_Extrait du document_
Intervention de André Chassaigne

Séance en hémicycle du 17 janvier 2013 à 9h30
Adhésion de la croatie à l'union européenne — Discussion générale

Photo issue du site de l'Assemblée nationale ou de WikipediaAndré Chassaigne :

Madame la présidente, monsieur le ministre, mes chers collègues, nous sommes réunis ce matin pour autoriser la ratification d'un traité important puisqu'il concerne l'élargissement de l'Union européenne et que c'est la dernière fois que le Parlement français pourra autoriser la ratification d'un tel élargissement à la majorité simple. Les prochains élargissements devront être adoptés soit par référendum, soit, depuis la dernière révision constitutionnelle de 2008, par le Parlement à la majorité qualifiée des trois cinquièmes.

Si l'ensemble des pays européens ratifient le présent traité, la Croatie deviendra en juillet prochain le vingt-huitième membre à part entière de l'Union européenne. Cette intégration correspond à une attente forte du peuple croate, qui en a approuvé massivement le principe par un référendum ayant réuni 66 % de votes favorables.

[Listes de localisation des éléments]
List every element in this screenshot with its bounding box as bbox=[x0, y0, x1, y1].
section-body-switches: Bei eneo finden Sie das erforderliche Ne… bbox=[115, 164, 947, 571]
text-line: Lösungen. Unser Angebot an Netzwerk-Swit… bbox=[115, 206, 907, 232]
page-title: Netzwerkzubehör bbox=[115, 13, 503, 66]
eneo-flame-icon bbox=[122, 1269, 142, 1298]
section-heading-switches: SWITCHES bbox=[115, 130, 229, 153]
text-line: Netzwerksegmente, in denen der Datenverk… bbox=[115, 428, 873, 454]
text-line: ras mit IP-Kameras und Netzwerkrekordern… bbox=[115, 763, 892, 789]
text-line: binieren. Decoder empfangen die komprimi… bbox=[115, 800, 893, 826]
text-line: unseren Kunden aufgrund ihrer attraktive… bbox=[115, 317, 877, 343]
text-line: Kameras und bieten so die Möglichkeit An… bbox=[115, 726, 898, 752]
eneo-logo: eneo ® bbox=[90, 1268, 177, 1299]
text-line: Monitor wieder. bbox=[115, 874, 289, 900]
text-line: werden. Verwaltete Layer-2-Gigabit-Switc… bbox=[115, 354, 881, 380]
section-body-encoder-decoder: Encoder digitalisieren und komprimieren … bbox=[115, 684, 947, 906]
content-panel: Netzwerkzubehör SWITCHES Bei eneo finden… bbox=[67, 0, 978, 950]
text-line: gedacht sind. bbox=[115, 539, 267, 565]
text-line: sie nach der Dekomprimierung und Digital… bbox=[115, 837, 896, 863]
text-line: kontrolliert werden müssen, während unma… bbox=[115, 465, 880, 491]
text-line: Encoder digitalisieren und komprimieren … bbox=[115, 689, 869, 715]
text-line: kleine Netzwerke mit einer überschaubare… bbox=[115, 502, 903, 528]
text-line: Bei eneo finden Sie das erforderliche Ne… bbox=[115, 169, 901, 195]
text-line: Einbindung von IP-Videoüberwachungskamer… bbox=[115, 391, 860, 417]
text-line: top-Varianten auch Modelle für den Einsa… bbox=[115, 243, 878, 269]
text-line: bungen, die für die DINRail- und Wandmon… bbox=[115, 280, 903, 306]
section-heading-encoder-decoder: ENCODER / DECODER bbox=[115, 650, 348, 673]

_Consigne écrite_
Dites si chacune des affirmations suivantes concorde avec l'extrait, en répondant par oui ou par non et en citant textuellement les mots de l'extrait qui tranchent. (a) Les prochains élargissements pourront encore être autorisés par le Parlement à la majorité simple. (b) La Croatie deviendra le vingt-huitième membre de l'Union européenne en juillet prochain si l'ensemble des pays européens ratifient le traité. (c) Le référendum organisé en Croatie a réuni 56 % de votes favorables.

_Corrigé de l'exercice_
(a) Non : « c'est la dernière fois que le Parlement français pourra autoriser la ratification d'un tel élargissement à la majorité simple ».
(b) Oui : « Si l'ensemble des pays européens ratifient le présent traité, la Croatie deviendra en juillet prochain le vingt-huitième membre à part entière de l'Union européenne ».
(c) Non : « un référendum ayant réuni 66 % de votes favorables ».